- **Exercise instructions**:
Write every record out again exactly as given.

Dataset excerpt

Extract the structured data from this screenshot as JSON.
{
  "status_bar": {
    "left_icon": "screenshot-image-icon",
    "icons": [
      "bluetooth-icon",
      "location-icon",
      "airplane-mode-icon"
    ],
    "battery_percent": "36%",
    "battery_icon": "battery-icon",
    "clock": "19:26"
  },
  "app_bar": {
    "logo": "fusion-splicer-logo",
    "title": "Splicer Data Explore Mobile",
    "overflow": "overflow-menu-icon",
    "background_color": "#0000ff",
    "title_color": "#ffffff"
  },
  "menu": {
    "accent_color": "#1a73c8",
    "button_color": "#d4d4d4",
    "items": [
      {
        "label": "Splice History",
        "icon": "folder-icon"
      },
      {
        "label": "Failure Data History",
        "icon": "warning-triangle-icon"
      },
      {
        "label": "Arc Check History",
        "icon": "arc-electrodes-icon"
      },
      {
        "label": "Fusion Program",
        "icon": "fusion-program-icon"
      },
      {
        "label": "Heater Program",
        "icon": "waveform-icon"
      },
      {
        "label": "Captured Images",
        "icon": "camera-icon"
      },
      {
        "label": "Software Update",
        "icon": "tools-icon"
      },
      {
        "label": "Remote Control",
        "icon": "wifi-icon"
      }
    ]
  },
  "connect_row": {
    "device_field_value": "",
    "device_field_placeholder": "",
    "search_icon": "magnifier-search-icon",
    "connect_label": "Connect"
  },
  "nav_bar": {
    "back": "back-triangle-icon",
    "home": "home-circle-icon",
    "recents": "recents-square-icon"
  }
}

- **Response for this exercise**:
Extract the structured data from this screenshot as JSON.
{
  "status_bar": {
    "left_icon": "screenshot-image-icon",
    "icons": [
      "bluetooth-icon",
      "location-icon",
      "airplane-mode-icon"
    ],
    "battery_percent": "36%",
    "battery_icon": "battery-icon",
    "clock": "19:26"
  },
  "app_bar": {
    "logo": "fusion-splicer-logo",
    "title": "Splicer Data Explore Mobile",
    "overflow": "overflow-menu-icon",
    "background_color": "#0000ff",
    "title_color": "#ffffff"
  },
  "menu": {
    "accent_color": "#1a73c8",
    "button_color": "#d4d4d4",
    "items": [
      {
        "label": "Splice History",
        "icon": "folder-icon"
      },
      {
        "label": "Failure Data History",
        "icon": "warning-triangle-icon"
      },
      {
        "label": "Arc Check History",
        "icon": "arc-electrodes-icon"
      },
      {
        "label": "Fusion Program",
        "icon": "fusion-program-icon"
      },
      {
        "label": "Heater Program",
        "icon": "waveform-icon"
      },
      {
        "label": "Captured Images",
        "icon": "camera-icon"
      },
      {
        "label": "Software Update",
        "icon": "tools-icon"
      },
      {
        "label": "Remote Control",
        "icon": "wifi-icon"
      }
    ]
  },
  "connect_row": {
    "device_field_value": "",
    "device_field_placeholder": "",
    "search_icon": "magnifier-search-icon",
    "connect_label": "Connect"
  },
  "nav_bar": {
    "back": "back-triangle-icon",
    "home": "home-circle-icon",
    "recents": "recents-square-icon"
  }
}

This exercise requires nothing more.